■ **Work instructions**
Copy out every line containing the word "сфере".

----------

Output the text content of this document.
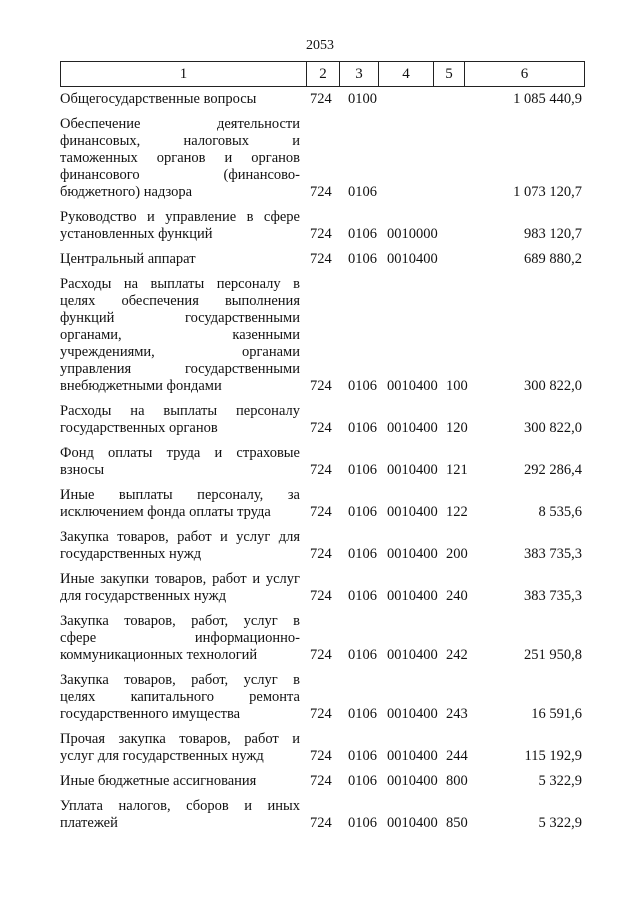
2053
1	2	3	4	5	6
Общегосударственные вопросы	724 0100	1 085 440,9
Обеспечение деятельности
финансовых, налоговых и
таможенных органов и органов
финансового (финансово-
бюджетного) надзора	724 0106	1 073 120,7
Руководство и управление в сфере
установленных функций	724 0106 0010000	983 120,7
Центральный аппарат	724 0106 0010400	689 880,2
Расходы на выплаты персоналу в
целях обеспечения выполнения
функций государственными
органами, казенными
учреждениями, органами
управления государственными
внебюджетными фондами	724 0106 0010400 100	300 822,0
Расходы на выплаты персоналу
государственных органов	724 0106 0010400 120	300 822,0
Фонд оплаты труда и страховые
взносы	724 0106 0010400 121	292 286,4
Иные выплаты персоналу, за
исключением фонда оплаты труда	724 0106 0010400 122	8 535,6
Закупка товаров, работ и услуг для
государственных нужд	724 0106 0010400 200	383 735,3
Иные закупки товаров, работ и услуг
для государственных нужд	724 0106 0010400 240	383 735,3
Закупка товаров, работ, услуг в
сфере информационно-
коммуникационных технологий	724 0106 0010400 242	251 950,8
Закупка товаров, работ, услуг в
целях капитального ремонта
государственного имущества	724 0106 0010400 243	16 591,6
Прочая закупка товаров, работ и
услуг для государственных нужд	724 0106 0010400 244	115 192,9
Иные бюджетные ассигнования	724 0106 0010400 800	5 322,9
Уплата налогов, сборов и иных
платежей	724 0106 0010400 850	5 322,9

----------

■ **Result of the exercise**
Руководство и управление в сфере
сфере информационно-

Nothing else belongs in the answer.